** What is being asked **
Revise the entries below so that every occurrence of "latitude" becomes "Latitude (degrees)", and leave all other text unchanged.

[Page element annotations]
## begin
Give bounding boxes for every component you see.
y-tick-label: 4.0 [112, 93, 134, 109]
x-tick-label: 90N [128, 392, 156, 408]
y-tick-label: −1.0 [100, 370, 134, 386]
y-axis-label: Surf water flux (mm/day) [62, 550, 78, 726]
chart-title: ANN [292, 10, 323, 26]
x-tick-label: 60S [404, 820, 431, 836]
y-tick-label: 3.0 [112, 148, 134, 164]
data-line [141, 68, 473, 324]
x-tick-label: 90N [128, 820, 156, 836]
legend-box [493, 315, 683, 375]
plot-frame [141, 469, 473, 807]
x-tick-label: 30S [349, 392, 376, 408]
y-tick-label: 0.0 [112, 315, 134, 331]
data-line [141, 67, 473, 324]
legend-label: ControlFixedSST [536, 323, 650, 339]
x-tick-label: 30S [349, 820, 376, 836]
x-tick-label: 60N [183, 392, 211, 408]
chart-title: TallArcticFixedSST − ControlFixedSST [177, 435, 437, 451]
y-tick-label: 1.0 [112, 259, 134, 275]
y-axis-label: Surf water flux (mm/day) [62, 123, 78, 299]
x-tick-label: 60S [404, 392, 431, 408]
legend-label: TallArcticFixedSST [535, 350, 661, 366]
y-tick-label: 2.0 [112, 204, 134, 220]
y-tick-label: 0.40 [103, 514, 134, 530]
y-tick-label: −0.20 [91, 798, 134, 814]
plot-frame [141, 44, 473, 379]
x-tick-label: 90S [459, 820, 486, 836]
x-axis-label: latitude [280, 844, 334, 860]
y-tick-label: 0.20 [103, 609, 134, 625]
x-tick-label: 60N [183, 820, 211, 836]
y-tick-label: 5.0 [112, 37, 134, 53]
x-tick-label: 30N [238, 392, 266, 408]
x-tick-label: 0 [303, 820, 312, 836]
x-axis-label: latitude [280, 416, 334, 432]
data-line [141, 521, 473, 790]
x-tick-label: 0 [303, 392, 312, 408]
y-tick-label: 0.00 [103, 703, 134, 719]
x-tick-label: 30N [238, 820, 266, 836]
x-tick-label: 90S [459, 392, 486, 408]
## end
** Solution to the problem **
Give bounding boxes for every component you see.
y-tick-label: 4.0 [112, 93, 134, 109]
x-tick-label: 90N [128, 392, 156, 408]
y-tick-label: −1.0 [100, 370, 134, 386]
y-axis-label: Surf water flux (mm/day) [62, 550, 78, 726]
chart-title: ANN [292, 10, 323, 26]
x-tick-label: 60S [404, 820, 431, 836]
y-tick-label: 3.0 [112, 148, 134, 164]
data-line [141, 68, 473, 324]
x-tick-label: 90N [128, 820, 156, 836]
legend-box [493, 315, 683, 375]
plot-frame [141, 469, 473, 807]
x-tick-label: 30S [349, 392, 376, 408]
y-tick-label: 0.0 [112, 315, 134, 331]
data-line [141, 67, 473, 324]
legend-label: ControlFixedSST [536, 323, 650, 339]
x-tick-label: 30S [349, 820, 376, 836]
x-tick-label: 60N [183, 392, 211, 408]
chart-title: TallArcticFixedSST − ControlFixedSST [177, 435, 437, 451]
y-tick-label: 1.0 [112, 259, 134, 275]
y-axis-label: Surf water flux (mm/day) [62, 123, 78, 299]
x-tick-label: 60S [404, 392, 431, 408]
legend-label: TallArcticFixedSST [535, 350, 661, 366]
y-tick-label: 2.0 [112, 204, 134, 220]
y-tick-label: 0.40 [103, 514, 134, 530]
y-tick-label: −0.20 [91, 798, 134, 814]
plot-frame [141, 44, 473, 379]
x-tick-label: 90S [459, 820, 486, 836]
x-axis-label: Latitude (degrees) [280, 844, 334, 860]
y-tick-label: 0.20 [103, 609, 134, 625]
x-tick-label: 60N [183, 820, 211, 836]
y-tick-label: 5.0 [112, 37, 134, 53]
x-tick-label: 30N [238, 392, 266, 408]
x-tick-label: 0 [303, 820, 312, 836]
x-axis-label: Latitude (degrees) [280, 416, 334, 432]
data-line [141, 521, 473, 790]
x-tick-label: 0 [303, 392, 312, 408]
y-tick-label: 0.00 [103, 703, 134, 719]
x-tick-label: 30N [238, 820, 266, 836]
x-tick-label: 90S [459, 392, 486, 408]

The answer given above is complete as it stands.